*Texto seleccionado*:
========================================
El otro día, mientras paseaba por una calle muy estrecha, un adolescente ensimismado en su móvil, chocó conmigo – a pesar de que me había detenido para cederle el paso. Alzó la vista durante un milisegundo y en su cara se leía una sensación de molestia y enfado por el incordio. Como si yo fuera un poste eléctrico, no se dignó a disculparse. Sus padres, unas personas de mediana edad, hicieron como que no había pasado nada. Fue una anciana, aparentemente la abuela, quien se disculpó por el comportamiento distraído y maleducado del adolescente.
La historia podría ser banal, completamente intrascendente, si no fuera porque se repite a diario en todas partes, dejando entrever una absoluta falta de interés por los demás. Esa historia es tan solo la punta de un iceberg mucho más aterrador que crece bajo la superficie de una sociedad cada vez más sola, desconfiada, malhumorada, apática y dependiente de la tecnología. Una sociedad donde la violencia se está volviendo cada vez más molecular, llegando a nivel de calle, mientras los vínculos humanos se convierten en una reliquia de viejas generaciones que ya están a punto de dejarnos.
Y todo eso nos conduce a un punto controvertido que parece haberse convertido en el nuevo tabú moderno: la educación. La culpa no es de la tecnología, de los móviles o las redes sociales – esos cómodos chivos expiatorios en los que intentamos delegar nuestra responsabilidad – sino de que vivimos en lo que el filósofo Marcello Veneziani calificó como una “sociedad ineducada”.
La sociedad ineducada, el fruto ¿imprevisto? de un cómodo laissez faire
La educación positiva ha ido demasiado lejos – aunque sería más correcto decir que la hemos malinterpretado y manoseado hasta convertirla en un cheque en blanco, un cómodo laissez faire con el que los adultos también se liberan de sus responsabilidades como guías y educadores.
Partiendo de la idea errónea de que todos somos autónomos, autosuficientes y racionales desde una edad temprana, cualquier intento de educar es visto como una imposición inconcebible, una especie de coerción deleznable contra la libertad y una falta de respeto hacia la personalidad de un niño o adolescente – personalidad que, dicho sea de paso, todavía está en formación y que seguirá cambiando a lo largo de la vida.
Sin embargo, así como no se nace sabiendo, tampoco se nace educado. Y a menudo la autoeducación o lo que aprenden los niños con la cara metida en los móviles dista mucho de ser suficiente. Como resultado, tenemos una sociedad cada vez menos educada, inculta e ignorante – no incipiente, que implica no saber, sino que practica la ignorancia motivada, el acto voluntario de cerrar los ojos para no ver lo que no se quiere entender o resulta incómodo.
La sociedad ineducada desborda información, pero adolece de conocimiento. Reclama derechos, pero se olvida de sus deberes. Quiere ser vista y oída, pero no observa ni escucha. Quiere ser inclusiva, pero acaba excluyendo. Levanta como estandarte la libertad, pero solo la propia. Se piensa educada, pero es inculta.
========================================
*Información proporcionada*:

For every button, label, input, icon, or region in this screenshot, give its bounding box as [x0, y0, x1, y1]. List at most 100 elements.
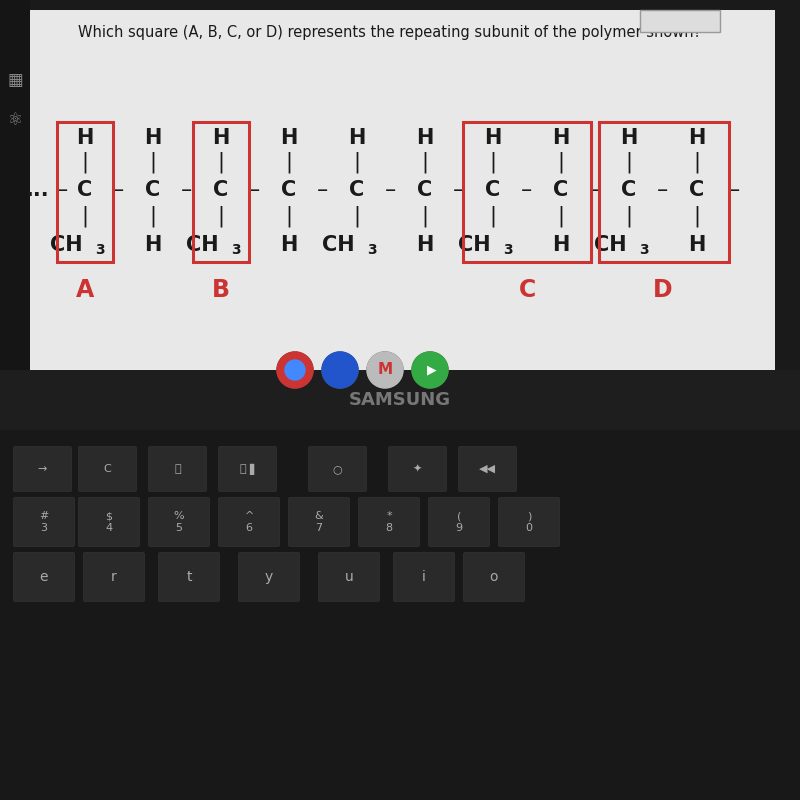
Text: –: – — [730, 180, 741, 200]
Text: H: H — [552, 235, 570, 255]
Bar — [57, 122, 113, 262]
Text: 3: 3 — [503, 243, 513, 257]
Text: C: C — [622, 180, 637, 200]
Text: |: | — [354, 206, 361, 226]
Text: ○: ○ — [333, 464, 342, 474]
Text: H: H — [348, 128, 366, 148]
Text: CH: CH — [322, 235, 355, 255]
FancyBboxPatch shape — [149, 498, 210, 546]
Text: –: – — [386, 180, 397, 200]
Bar — [463, 122, 591, 262]
Text: C: C — [554, 180, 569, 200]
Text: CH: CH — [458, 235, 491, 255]
Text: |: | — [490, 151, 497, 173]
Bar — [0, 370, 800, 430]
FancyBboxPatch shape — [389, 446, 446, 491]
Text: e: e — [40, 570, 48, 584]
FancyBboxPatch shape — [218, 498, 279, 546]
Text: |: | — [286, 151, 293, 173]
Text: |: | — [422, 206, 429, 226]
Text: (
9: ( 9 — [455, 511, 462, 533]
Text: ▶: ▶ — [427, 363, 437, 377]
FancyBboxPatch shape — [14, 553, 74, 602]
Text: H: H — [76, 128, 94, 148]
Text: r: r — [111, 570, 117, 584]
Text: #
3: # 3 — [39, 511, 49, 533]
Text: |: | — [286, 206, 293, 226]
Text: –: – — [454, 180, 465, 200]
Text: CH: CH — [50, 235, 83, 255]
Text: 3: 3 — [367, 243, 377, 257]
Text: –: – — [590, 180, 601, 200]
FancyBboxPatch shape — [358, 498, 419, 546]
Text: –: – — [658, 180, 669, 200]
FancyBboxPatch shape — [149, 446, 206, 491]
Text: |: | — [82, 151, 89, 173]
Text: →: → — [38, 464, 47, 474]
Text: |: | — [626, 151, 633, 173]
Text: –: – — [522, 180, 533, 200]
FancyBboxPatch shape — [429, 498, 490, 546]
Circle shape — [322, 352, 358, 388]
Text: C: C — [78, 180, 93, 200]
Text: |: | — [558, 151, 565, 173]
Bar — [30, 10, 775, 370]
Text: o: o — [490, 570, 498, 584]
Text: H: H — [620, 128, 638, 148]
FancyBboxPatch shape — [158, 553, 219, 602]
Circle shape — [277, 352, 313, 388]
Text: C: C — [104, 464, 111, 474]
Text: 3: 3 — [639, 243, 649, 257]
Text: |: | — [218, 151, 225, 173]
FancyBboxPatch shape — [218, 446, 277, 491]
Text: –: – — [250, 180, 261, 200]
Text: |: | — [694, 206, 701, 226]
Text: t: t — [186, 570, 192, 584]
FancyBboxPatch shape — [309, 446, 366, 491]
Text: $
4: $ 4 — [106, 511, 113, 533]
Text: ▦: ▦ — [7, 71, 23, 89]
Text: 3: 3 — [95, 243, 105, 257]
FancyBboxPatch shape — [289, 498, 350, 546]
Text: H: H — [416, 128, 434, 148]
Text: ...: ... — [26, 180, 50, 200]
Text: C: C — [518, 278, 536, 302]
Text: –: – — [182, 180, 193, 200]
Circle shape — [412, 352, 448, 388]
Text: C: C — [690, 180, 705, 200]
FancyBboxPatch shape — [318, 553, 379, 602]
Text: –: – — [56, 180, 68, 200]
Text: |: | — [82, 206, 89, 226]
Text: M: M — [378, 362, 393, 378]
Text: H: H — [144, 128, 162, 148]
Text: )
0: ) 0 — [526, 511, 533, 533]
Circle shape — [412, 352, 448, 388]
Text: |: | — [422, 151, 429, 173]
Text: H: H — [280, 235, 298, 255]
Circle shape — [277, 352, 313, 388]
Text: 3: 3 — [231, 243, 241, 257]
Text: –: – — [318, 180, 329, 200]
Text: |: | — [150, 206, 157, 226]
Text: Which square (A, B, C, or D) represents the repeating subunit of the polymer sho: Which square (A, B, C, or D) represents … — [78, 25, 702, 40]
Text: |: | — [490, 206, 497, 226]
Text: SAMSUNG: SAMSUNG — [349, 391, 451, 409]
FancyBboxPatch shape — [14, 498, 74, 546]
Text: B: B — [212, 278, 230, 302]
Circle shape — [322, 352, 358, 388]
FancyBboxPatch shape — [463, 553, 525, 602]
Text: |: | — [354, 151, 361, 173]
Text: H: H — [212, 128, 230, 148]
Text: |: | — [218, 206, 225, 226]
Text: &
7: & 7 — [314, 511, 323, 533]
FancyBboxPatch shape — [394, 553, 454, 602]
Bar — [0, 0, 30, 370]
FancyBboxPatch shape — [498, 498, 559, 546]
Text: H: H — [688, 128, 706, 148]
Text: CH: CH — [594, 235, 627, 255]
Text: |: | — [694, 151, 701, 173]
Bar — [599, 122, 729, 262]
Text: y: y — [265, 570, 273, 584]
FancyBboxPatch shape — [14, 446, 71, 491]
Text: ⚛: ⚛ — [7, 111, 22, 129]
========================================
*Descripción del problema*:
Prolonga el texto sobre la sociedad ineducada a partir de su última frase.

*Resultado obtenido*:
Convertida en una paradoja andante, se cree educada porque sabe cómo funcionar, pero ha olvidado cómo relacionarse. Sabe resolver problemas técnicos, pero no conflictos humanos. Sabe cómo crear algoritmos que predicen nuestro comportamiento, pero no sabe cómo mirarse a los ojos y conectar. Esta sociedad, tan segura de su progreso, ha olvidado lo esencial: que sin empatía, sin escucha y sin propósito, de poco sirve la información.
El individualismo extremo y la cultura del “porque yo lo valgo”
La educación es la gran ausente en nuestra sociedad contemporánea. Es como si ya nadie sintiera el deber, el derecho, la obligación, el deseo y la necesidad de educar y de ser educado.
El acto de educar parece haberse convertido en una práctica arcaica, en gran parte porque han desaparecido los principios compartidos y los horizontes comunes de significado. Y es que la educación no es solamente un perímetro de reglas o un cúmulo de conocimientos, sino también una serie de principios y valores de referencia, un compromiso constante e inequívoco con el crecimiento personal.
Sin embargo, la paciencia para educar y ser educado se ha agotado. Imbuidos en una cultura del privilegio, las nuevas generaciones reclaman sus derechos mientras escapan de sus deberes. Cuando no se educa en el respeto, en la civilidad y en las buenas costumbres, cuando no se educa en la empatía, en la responsabilidad afectiva, en el saber estar y el saber ser; es fácil desarrollar una mentalidad egocéntrica avalada por un nivel de exigencia desmedida.
La idea del “yo primero” o el “todo me lo merezco” sienta casa muy pronto, impidiendo que los más jóvenes se deshagan de ese natural egoísmo inicial para ampliar su vista a quienes los rodean. En ese desarrollo miope, los demás se vuelven sombras borrosas por las que no se siente empatía y con las que no se logra conectar emocionalmente.
Por ese motivo, no debe extrañarnos que los índices de violencia juvenil estén aumentando de manera alarmante, a la par de los casos de trastornos mentales en edades cada vez más tempranas.
Adiós al “nosotros”: vivimos en una sociedad ineducada y no queremos reconocerlo
Históricamente, los principales educadores han sido: la familia, la comunidad, la escuela y los medios de comunicación. Sin embargo, últimamente su peso y roles han cambiado. Mientras la comunidad prácticamente ha desaparecido, la escuela se ha reducido a instruir; o sea, brindar un manual de instrucciones para adquirir unos conocimientos mínimos que sirvan para desarrollar una profesión y los medios de comunicación se han convertido en un parque de diversiones donde más que informar y educar, se entretiene.
La familia, por otra parte, ha desistido de su rol de educar para limitarse a proteger. Ya no educa a sus hijos para que maduren, asuman responsabilidades, sean respetuosos, acepten sus límites y se superen a sí mismos. En cambio, cada vez más padres se esfuerzan por sobreproteger a sus hijos, blindarlos de los problemas a toda costa y culpar a los demás por lo que salga mal.
El rechazo a aplicar forma de autoridad, límites o severidad – conceptos que no son necesariamente negativos sino imprescindibles en su justa medida – suele desembocar en niños malcriados y consentidos que se convierten en jóvenes más vulnerables que carecen de las herramientas psicológicas necesarias para afrontar la vida y relacionarse de manera asertiva.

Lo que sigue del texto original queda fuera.